Set tasks:
[1] From the Big Game interview below, transcribe everything from "Ah, there are" down to "excluding The Play?".
[2] According to the Big Game interview below, where did the students take the north goalpost after the 2002 game?

Excerpted passage:
______

Onto the 121st Big Game. Do you have any personal Big Game traditions?

Ah, there are so many. I mean, my friends and I started ‘the little game’ when we were freshmen… using a mini football, and graduating to The Duke the following year… on the Friday before Big Game. We’re now in our fourth decade (which explains why we were a bit muddy in ’09 when we met Tepper at the Bear’s Lair). Little game lore’s a whole ordeal we’ll get into some other time. We also, as per tradition, head to The Dutch Goose in Menlo Park after Big Game road victories and obnoxiously belt out the Cal Drinking Song in all its gloating splendor. That’s a tradition I’d really like to reprise, and soon.

Favorite Big Game victory? Favorite victory excluding The Play?

Well, given that I was at the ’82 Big Game, it’s good that you added the second question, cause No. 1 remains pretty obvious. As for No. 2… the contenders are ’09 (when we came from behind as road underdogs to win for the seventh time in eight years—should have been eight straight but don’t get me started)… ’86 (biggest upset in Big Game history, Joe Kapp’s last game)… ’93 ( Dave Barr threw an early pick six—and we proceeded to blow them out on the road, ending the 0-5-1 nightmare)…. and 2002 (Year 1 of Tedford, when we smashed the seven-year losing streak in emphatic fashion). Given where we are right now, I’m channeling ’02. After that game the students rushed the field, tore down the north goalpost and carried it out of the stadium… and down Bancroft… and all the way to Sproul Plaza, where they lovingly placed it on the steps. I wouldn’t mind seeing that again in my lifetime.

Are there any past Big Game unsung hero(s)?

Mark Bingham. Click Here and Here.

______

Extracted data:
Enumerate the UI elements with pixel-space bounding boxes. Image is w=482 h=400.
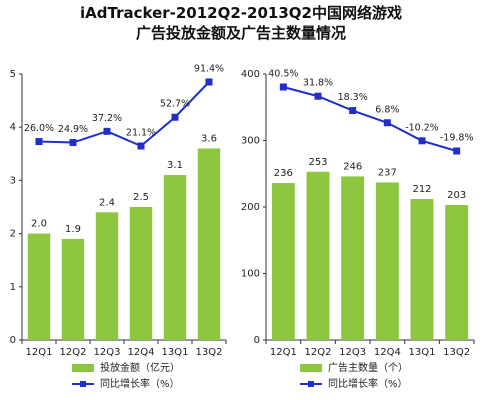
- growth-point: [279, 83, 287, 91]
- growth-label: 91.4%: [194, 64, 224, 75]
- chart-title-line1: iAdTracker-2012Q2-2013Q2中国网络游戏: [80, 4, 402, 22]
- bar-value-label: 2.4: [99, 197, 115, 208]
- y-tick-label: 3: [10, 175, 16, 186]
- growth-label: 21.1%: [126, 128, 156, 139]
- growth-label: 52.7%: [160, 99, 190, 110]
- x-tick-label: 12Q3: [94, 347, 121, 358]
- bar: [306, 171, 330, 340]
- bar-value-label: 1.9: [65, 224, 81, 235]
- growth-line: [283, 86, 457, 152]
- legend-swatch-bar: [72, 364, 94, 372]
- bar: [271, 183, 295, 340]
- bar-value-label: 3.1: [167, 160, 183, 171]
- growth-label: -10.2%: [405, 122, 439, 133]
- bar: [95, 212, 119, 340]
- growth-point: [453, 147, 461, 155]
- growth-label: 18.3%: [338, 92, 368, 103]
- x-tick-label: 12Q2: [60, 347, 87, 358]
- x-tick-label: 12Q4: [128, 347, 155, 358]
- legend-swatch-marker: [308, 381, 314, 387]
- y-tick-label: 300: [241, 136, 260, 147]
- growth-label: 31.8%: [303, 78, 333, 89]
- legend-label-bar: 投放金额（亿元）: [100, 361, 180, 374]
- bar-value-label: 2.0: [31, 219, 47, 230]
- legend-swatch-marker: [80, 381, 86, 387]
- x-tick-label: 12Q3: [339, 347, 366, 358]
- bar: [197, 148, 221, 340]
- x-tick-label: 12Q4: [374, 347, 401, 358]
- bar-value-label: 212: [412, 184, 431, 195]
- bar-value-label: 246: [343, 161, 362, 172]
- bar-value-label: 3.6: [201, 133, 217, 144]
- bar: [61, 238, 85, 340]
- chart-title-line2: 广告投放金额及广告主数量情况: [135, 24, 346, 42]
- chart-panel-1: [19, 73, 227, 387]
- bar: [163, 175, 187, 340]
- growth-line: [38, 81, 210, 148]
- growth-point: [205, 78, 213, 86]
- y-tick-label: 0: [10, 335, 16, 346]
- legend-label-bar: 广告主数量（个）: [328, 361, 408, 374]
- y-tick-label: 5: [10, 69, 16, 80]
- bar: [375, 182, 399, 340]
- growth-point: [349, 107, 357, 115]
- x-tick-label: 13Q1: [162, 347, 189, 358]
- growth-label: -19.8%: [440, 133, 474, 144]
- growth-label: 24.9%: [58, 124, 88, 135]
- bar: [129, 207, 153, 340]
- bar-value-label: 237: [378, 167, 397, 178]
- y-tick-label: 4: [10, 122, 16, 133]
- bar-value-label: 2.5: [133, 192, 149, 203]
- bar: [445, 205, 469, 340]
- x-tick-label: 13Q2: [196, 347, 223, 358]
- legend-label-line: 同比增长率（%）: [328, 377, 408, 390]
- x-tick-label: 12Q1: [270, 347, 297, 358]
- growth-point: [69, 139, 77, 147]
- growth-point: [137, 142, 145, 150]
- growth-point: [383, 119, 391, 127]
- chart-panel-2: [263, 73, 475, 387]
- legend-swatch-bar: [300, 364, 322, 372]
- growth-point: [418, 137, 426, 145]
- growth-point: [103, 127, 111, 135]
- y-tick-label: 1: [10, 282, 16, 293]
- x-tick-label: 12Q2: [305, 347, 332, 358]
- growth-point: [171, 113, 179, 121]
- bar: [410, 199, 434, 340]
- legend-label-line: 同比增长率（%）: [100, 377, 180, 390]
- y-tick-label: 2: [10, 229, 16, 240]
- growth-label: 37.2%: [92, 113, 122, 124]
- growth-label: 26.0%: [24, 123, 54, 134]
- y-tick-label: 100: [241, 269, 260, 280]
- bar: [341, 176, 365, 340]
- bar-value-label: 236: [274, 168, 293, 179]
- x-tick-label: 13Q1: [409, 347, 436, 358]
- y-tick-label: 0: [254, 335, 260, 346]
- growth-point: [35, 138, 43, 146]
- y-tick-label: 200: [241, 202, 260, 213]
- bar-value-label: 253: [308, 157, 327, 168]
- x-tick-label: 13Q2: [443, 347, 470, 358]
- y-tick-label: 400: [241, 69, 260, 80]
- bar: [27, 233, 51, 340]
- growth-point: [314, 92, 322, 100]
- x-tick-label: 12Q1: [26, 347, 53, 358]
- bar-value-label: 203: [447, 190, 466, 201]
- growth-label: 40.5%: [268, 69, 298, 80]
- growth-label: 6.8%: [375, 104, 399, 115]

______

Problem solutions:
[1]
Ah, there are so many. I mean, my friends and I started ‘the little game’ when we were freshmen… using a mini football, and graduating to The Duke the following year… on the Friday before Big Game. We’re now in our fourth decade (which explains why we were a bit muddy in ’09 when we met Tepper at the Bear’s Lair). Little game lore’s a whole ordeal we’ll get into some other time. We also, as per tradition, head to The Dutch Goose in Menlo Park after Big Game road victories and obnoxiously belt out the Cal Drinking Song in all its gloating splendor. That’s a tradition I’d really like to reprise, and soon.

Favorite Big Game victory? Favorite victory excluding The Play?

[2] They carried it out of the stadium, down Bancroft and all the way to Sproul Plaza, where they placed it on the steps.